▶ _SOURCE DATA_:

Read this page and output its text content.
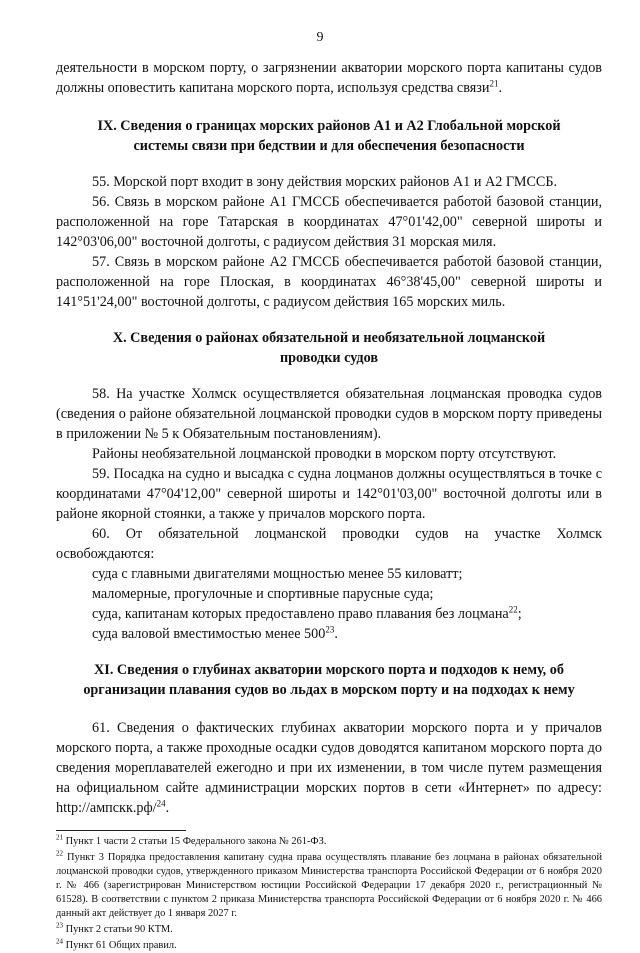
9

деятельности в морском порту, о загрязнении акватории морского порта капитаны судов должны оповестить капитана морского порта, используя средства связи$^{21}$.

IX. Сведения о границах морских районов А1 и А2 Глобальной морской системы связи при бедствии и для обеспечения безопасности

55. Морской порт входит в зону действия морских районов А1 и А2 ГМССБ.

56. Связь в морском районе А1 ГМССБ обеспечивается работой базовой станции, расположенной на горе Татарская в координатах 47°01'42,00" северной широты и 142°03'06,00" восточной долготы, с радиусом действия 31 морская миля.

57. Связь в морском районе А2 ГМССБ обеспечивается работой базовой станции, расположенной на горе Плоская, в координатах 46°38'45,00" северной широты и 141°51'24,00" восточной долготы, с радиусом действия 165 морских миль.

X. Сведения о районах обязательной и необязательной лоцманской проводки судов

58. На участке Холмск осуществляется обязательная лоцманская проводка судов (сведения о районе обязательной лоцманской проводки судов в морском порту приведены в приложении № 5 к Обязательным постановлениям).

Районы необязательной лоцманской проводки в морском порту отсутствуют.

59. Посадка на судно и высадка с судна лоцманов должны осуществляться в точке с координатами 47°04'12,00" северной широты и 142°01'03,00" восточной долготы или в районе якорной стоянки, а также у причалов морского порта.

60. От обязательной лоцманской проводки судов на участке Холмск освобождаются:

суда с главными двигателями мощностью менее 55 киловатт;

маломерные, прогулочные и спортивные парусные суда;

суда, капитанам которых предоставлено право плавания без лоцмана$^{22}$;

суда валовой вместимостью менее $500^{23}$.

XI. Сведения о глубинах акватории морского порта и подходов к нему, об организации плавания судов во льдах в морском порту и на подходах к нему

61. Сведения о фактических глубинах акватории морского порта и у причалов морского порта, а также проходные осадки судов доводятся капитаном морского порта до сведения мореплавателей ежегодно и при их изменении, в том числе путем размещения на официальном сайте администрации морских портов в сети «Интернет» по адресу: http://ампскк.рф/$^{24}$.

$^{21}$ Пункт 1 части 2 статьи 15 Федерального закона № 261-ФЗ.

$^{22}$ Пункт 3 Порядка предоставления капитану судна права осуществлять плавание без лоцмана в районах обязательной лоцманской проводки судов, утвержденного приказом Министерства транспорта Российской Федерации от 6 ноября 2020 г. № 466 (зарегистрирован Министерством юстиции Российской Федерации 17 декабря 2020 г., регистрационный № 61528). В соответствии с пунктом 2 приказа Министерства транспорта Российской Федерации от 6 ноября 2020 г. № 466 данный акт действует до 1 января 2027 г.

$^{23}$ Пункт 2 статьи 90 КТМ.

$^{24}$ Пункт 61 Общих правил.
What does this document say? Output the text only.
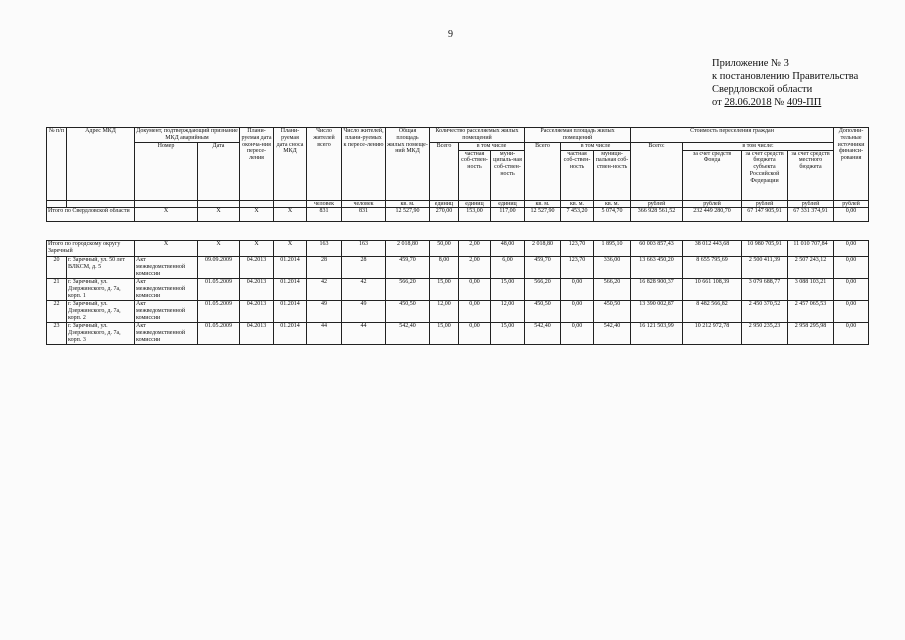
9
Приложение № 3
к постановлению Правительства
Свердловской области
от 28.06.2018 № 409-ПП
№ п/п	Адрес МКД	Документ, подтверждающий признание МКД аварийным		Плани-руемая дата оконча-ния пересе-ления	Плани-руемая дата сноса МКД	Число жителей всего	Число жителей, плани-руемых к пересе-лению	Общая площадь жилых помеще-ний МКД	Количество расселяемых жилых помещений			Расселяемая площадь жилых помещений			Стоимость переселения граждан				Дополни-тельные источники финанси-рования
		Номер	Дата						Всего	в том числе		Всего	в том числе		Всего:	в том числе:			
										частная соб-ствен-ность	муни-ципаль-ная соб-ствен-ность		частная соб-ствен-ность	муници-пальная соб-ствен-ность		за счет средств Фонда	за счет средств бюджета субъекта Российской Федерации	за счет средств местного бюджета	
						человек	человек	кв. м.	единиц	единиц	единиц	кв. м.	кв. м.	кв. м.	рублей	рублей	рублей	рублей	рублей
Итого по Свердловской области		X	X	X	X	831	831	12 527,90	270,00	153,00	117,00	12 527,90	7 453,20	5 074,70	366 928 561,52	232 449 280,70	67 147 905,91	67 331 374,91	0,00
Итого по городскому округу Заречный		X	X	X	X	163	163	2 018,80	50,00	2,00	48,00	2 018,80	123,70	1 895,10	60 003 857,43	38 012 443,68	10 980 705,91	11 010 707,84	0,00
20	г. Заречный, ул. 50 лет ВЛКСМ, д. 5	Акт межведомственной комиссии	09.09.2009	04.2013	01.2014	28	28	459,70	8,00	2,00	6,00	459,70	123,70	336,00	13 663 450,20	8 655 795,69	2 500 411,39	2 507 243,12	0,00
21	г. Заречный, ул. Дзержинского, д. 7а, корп. 1	Акт межведомственной комиссии	01.05.2009	04.2013	01.2014	42	42	566,20	15,00	0,00	15,00	566,20	0,00	566,20	16 828 900,37	10 661 108,39	3 079 688,77	3 088 103,21	0,00
22	г. Заречный, ул. Дзержинского, д. 7а, корп. 2	Акт межведомственной комиссии	01.05.2009	04.2013	01.2014	49	49	450,50	12,00	0,00	12,00	450,50	0,00	450,50	13 390 002,87	8 482 566,82	2 450 370,52	2 457 065,53	0,00
23	г. Заречный, ул. Дзержинского, д. 7а, корп. 3	Акт межведомственной комиссии	01.05.2009	04.2013	01.2014	44	44	542,40	15,00	0,00	15,00	542,40	0,00	542,40	16 121 503,99	10 212 972,78	2 950 235,23	2 958 295,98	0,00
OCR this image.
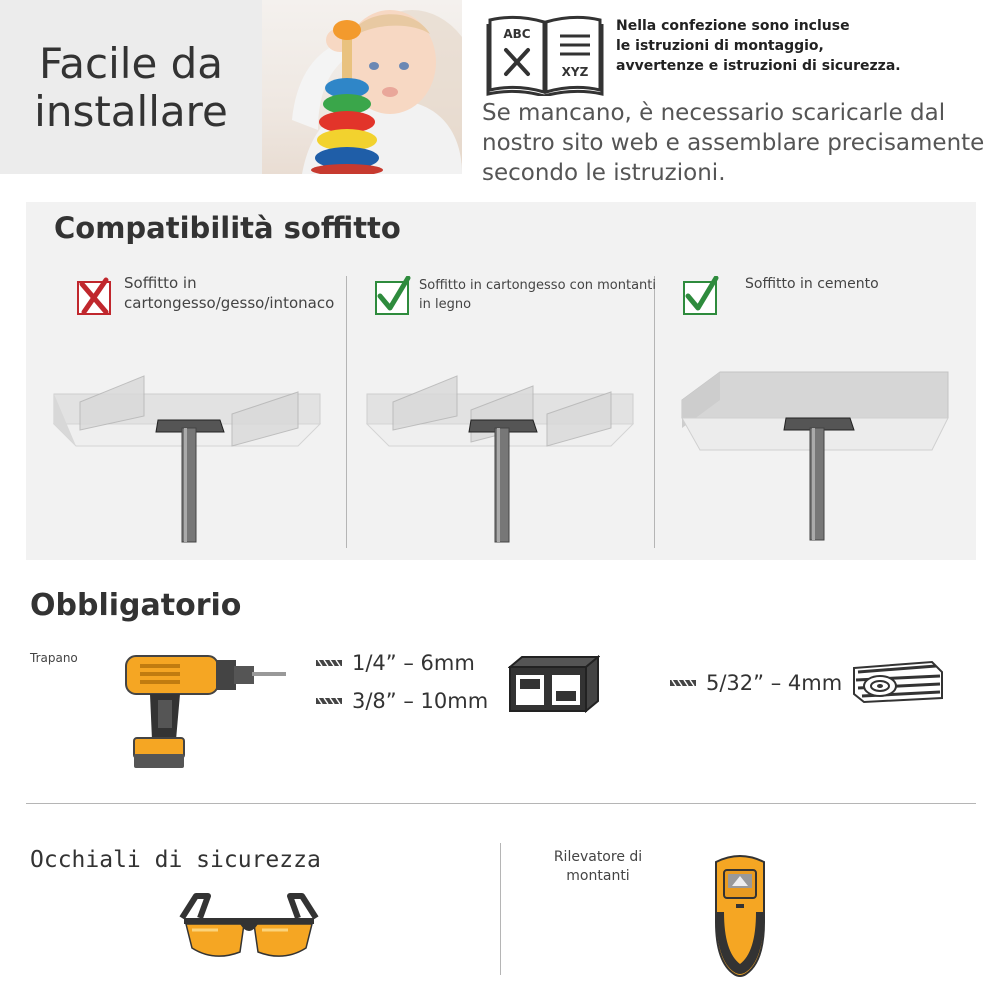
Facile da
installare
ABC
XYZ
Nella confezione sono incluse
le istruzioni di montaggio,
avvertenze e istruzioni di sicurezza.
Se mancano, è necessario scaricarle dal
nostro sito web e assemblare precisamente
secondo le istruzioni.
Compatibilità soffitto
Soffitto in
cartongesso/gesso/intonaco
Soffitto in cartongesso con montanti
in legno
Soffitto in cemento
Obbligatorio
Trapano	1/4” – 6mm
3/8” – 10mm
5/32” – 4mm
Occhiali di sicurezza	Rilevatore di
montanti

▶ _EXERCISE_:
Collect each line holding the string "северной".

▶ _OUTPUT FOR THIS TASK_:
56. Связь в морском районе А1 ГМССБ обеспечивается работой базовой станции, расположенной на горе Татарская в координатах 47°01'42,00" северной широты и 142°03'06,00" восточной долготы, с радиусом действия 31 морская миля.
57. Связь в морском районе А2 ГМССБ обеспечивается работой базовой станции, расположенной на горе Плоская, в координатах 46°38'45,00" северной широты и 141°51'24,00" восточной долготы, с радиусом действия 165 морских миль.
59. Посадка на судно и высадка с судна лоцманов должны осуществляться в точке с координатами 47°04'12,00" северной широты и 142°01'03,00" восточной долготы или в районе якорной стоянки, а также у причалов морского порта.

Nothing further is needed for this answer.